Dataset rows about figures
•••••

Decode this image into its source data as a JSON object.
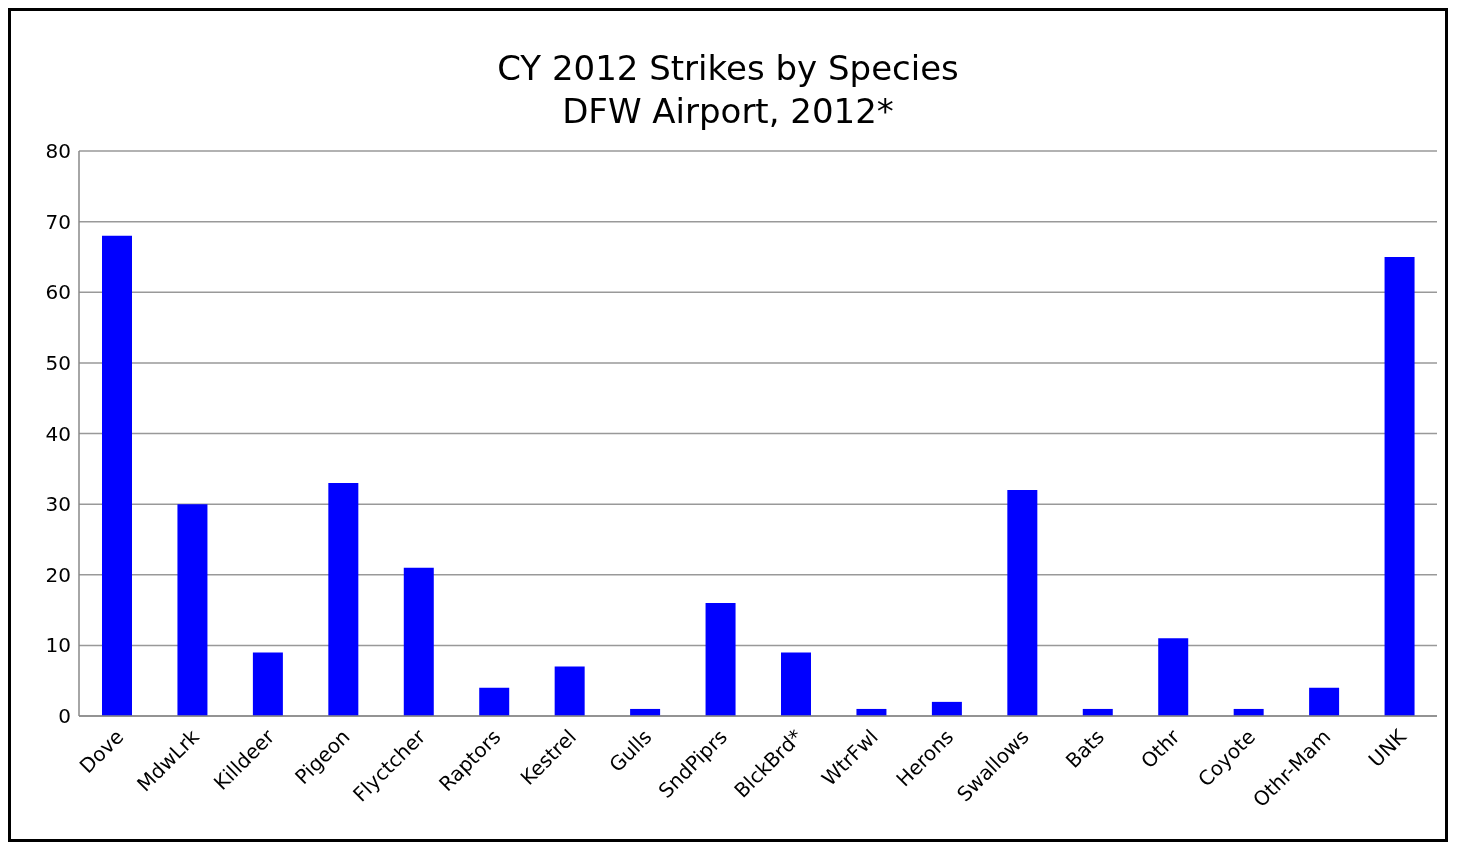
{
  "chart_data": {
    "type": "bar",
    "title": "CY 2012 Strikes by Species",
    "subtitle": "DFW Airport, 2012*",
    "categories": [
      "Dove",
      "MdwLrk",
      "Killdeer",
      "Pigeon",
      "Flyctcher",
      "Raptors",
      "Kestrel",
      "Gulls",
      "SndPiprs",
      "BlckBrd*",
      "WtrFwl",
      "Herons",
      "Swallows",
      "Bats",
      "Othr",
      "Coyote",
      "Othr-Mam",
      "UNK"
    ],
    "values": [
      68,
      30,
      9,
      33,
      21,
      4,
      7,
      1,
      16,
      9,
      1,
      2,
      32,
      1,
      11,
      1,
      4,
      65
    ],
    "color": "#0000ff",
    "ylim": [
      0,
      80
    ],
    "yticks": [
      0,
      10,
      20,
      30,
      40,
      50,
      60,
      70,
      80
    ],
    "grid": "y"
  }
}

•••••

In your copy of the listing above, reproduce each line exactly and omit all pictures.

* Finished exercise *
Decode this image into its source data as a JSON object.
{
  "chart_data": {
    "type": "bar",
    "title": "CY 2012 Strikes by Species",
    "subtitle": "DFW Airport, 2012*",
    "categories": [
      "Dove",
      "MdwLrk",
      "Killdeer",
      "Pigeon",
      "Flyctcher",
      "Raptors",
      "Kestrel",
      "Gulls",
      "SndPiprs",
      "BlckBrd*",
      "WtrFwl",
      "Herons",
      "Swallows",
      "Bats",
      "Othr",
      "Coyote",
      "Othr-Mam",
      "UNK"
    ],
    "values": [
      68,
      30,
      9,
      33,
      21,
      4,
      7,
      1,
      16,
      9,
      1,
      2,
      32,
      1,
      11,
      1,
      4,
      65
    ],
    "color": "#0000ff",
    "ylim": [
      0,
      80
    ],
    "yticks": [
      0,
      10,
      20,
      30,
      40,
      50,
      60,
      70,
      80
    ],
    "grid": "y"
  }
}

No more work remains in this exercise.